Given request: Starting at the top of the records and continuing through the line with "tap-value-label-cl: 73.3 mg/l", rewrite those lines with "mg/l" changed to "mg/L" and everything else left as it is.

(Item position entries)
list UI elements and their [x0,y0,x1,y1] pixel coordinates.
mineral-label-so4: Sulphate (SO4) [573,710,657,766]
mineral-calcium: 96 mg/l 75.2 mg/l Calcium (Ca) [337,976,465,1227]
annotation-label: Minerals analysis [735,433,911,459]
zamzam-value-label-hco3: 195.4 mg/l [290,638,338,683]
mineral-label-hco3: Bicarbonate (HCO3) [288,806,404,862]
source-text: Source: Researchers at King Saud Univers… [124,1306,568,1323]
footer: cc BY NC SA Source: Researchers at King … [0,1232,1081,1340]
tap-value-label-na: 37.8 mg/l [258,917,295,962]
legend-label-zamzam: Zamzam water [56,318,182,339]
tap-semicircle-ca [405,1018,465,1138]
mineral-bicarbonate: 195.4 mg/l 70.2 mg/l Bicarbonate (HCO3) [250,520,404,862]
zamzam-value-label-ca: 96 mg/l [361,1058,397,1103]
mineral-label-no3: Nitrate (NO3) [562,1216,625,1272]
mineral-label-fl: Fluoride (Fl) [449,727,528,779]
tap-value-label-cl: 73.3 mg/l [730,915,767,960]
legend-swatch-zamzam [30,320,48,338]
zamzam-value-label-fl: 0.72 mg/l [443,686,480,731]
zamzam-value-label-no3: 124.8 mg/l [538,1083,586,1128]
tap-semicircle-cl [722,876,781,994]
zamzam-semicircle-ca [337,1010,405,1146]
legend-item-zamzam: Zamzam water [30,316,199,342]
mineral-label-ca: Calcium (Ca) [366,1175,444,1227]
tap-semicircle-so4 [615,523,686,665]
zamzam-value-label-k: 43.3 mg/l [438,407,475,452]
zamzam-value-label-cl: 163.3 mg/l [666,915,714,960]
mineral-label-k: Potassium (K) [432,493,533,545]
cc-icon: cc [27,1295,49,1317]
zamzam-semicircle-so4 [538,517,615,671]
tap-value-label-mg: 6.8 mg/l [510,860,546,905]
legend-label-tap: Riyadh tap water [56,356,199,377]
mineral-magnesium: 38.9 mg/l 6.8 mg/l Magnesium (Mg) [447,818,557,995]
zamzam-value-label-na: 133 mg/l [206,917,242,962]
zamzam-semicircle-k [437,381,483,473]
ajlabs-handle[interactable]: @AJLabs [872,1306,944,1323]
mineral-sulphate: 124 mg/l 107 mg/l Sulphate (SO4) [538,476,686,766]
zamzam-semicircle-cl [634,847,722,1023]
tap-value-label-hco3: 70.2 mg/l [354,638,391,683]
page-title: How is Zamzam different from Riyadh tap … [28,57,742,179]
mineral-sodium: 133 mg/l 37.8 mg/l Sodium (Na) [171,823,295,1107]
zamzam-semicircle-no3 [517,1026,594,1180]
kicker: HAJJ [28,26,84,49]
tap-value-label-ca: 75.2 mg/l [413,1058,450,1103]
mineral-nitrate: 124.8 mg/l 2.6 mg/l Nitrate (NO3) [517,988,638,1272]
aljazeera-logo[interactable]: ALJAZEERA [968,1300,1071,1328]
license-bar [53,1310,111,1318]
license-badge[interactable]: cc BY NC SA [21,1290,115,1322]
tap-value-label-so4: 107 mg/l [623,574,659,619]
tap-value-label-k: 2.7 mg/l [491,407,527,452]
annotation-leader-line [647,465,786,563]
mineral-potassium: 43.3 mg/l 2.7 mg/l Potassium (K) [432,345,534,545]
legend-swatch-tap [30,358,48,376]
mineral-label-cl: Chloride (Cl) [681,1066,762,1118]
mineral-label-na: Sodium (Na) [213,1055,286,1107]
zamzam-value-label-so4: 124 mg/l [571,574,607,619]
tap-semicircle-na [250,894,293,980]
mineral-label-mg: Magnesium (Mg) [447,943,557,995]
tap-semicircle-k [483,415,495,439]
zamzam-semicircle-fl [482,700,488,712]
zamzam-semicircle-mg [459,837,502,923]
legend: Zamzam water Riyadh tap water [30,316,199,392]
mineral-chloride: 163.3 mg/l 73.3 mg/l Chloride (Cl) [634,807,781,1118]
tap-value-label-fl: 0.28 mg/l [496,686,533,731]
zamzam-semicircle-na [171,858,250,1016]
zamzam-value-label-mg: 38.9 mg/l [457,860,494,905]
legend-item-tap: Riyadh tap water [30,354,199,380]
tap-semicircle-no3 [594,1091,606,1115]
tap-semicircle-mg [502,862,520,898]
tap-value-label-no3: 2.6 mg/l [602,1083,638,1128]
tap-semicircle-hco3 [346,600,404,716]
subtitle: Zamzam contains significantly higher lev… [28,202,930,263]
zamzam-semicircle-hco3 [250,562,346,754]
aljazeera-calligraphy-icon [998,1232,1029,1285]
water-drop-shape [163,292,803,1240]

Answer to this exercise:
list UI elements and their [x0,y0,x1,y1] pixel coordinates.
mineral-label-so4: Sulphate (SO4) [573,710,657,766]
mineral-calcium: 96 mg/L 75.2 mg/L Calcium (Ca) [337,976,465,1227]
annotation-label: Minerals analysis [735,433,911,459]
zamzam-value-label-hco3: 195.4 mg/L [290,638,338,683]
mineral-label-hco3: Bicarbonate (HCO3) [288,806,404,862]
source-text: Source: Researchers at King Saud Univers… [124,1306,568,1323]
footer: cc BY NC SA Source: Researchers at King … [0,1232,1081,1340]
tap-value-label-na: 37.8 mg/L [258,917,295,962]
legend-label-zamzam: Zamzam water [56,318,182,339]
tap-semicircle-ca [405,1018,465,1138]
mineral-bicarbonate: 195.4 mg/L 70.2 mg/L Bicarbonate (HCO3) [250,520,404,862]
zamzam-value-label-ca: 96 mg/L [361,1058,397,1103]
mineral-label-no3: Nitrate (NO3) [562,1216,625,1272]
mineral-label-fl: Fluoride (Fl) [449,727,528,779]
tap-value-label-cl: 73.3 mg/L [730,915,767,960]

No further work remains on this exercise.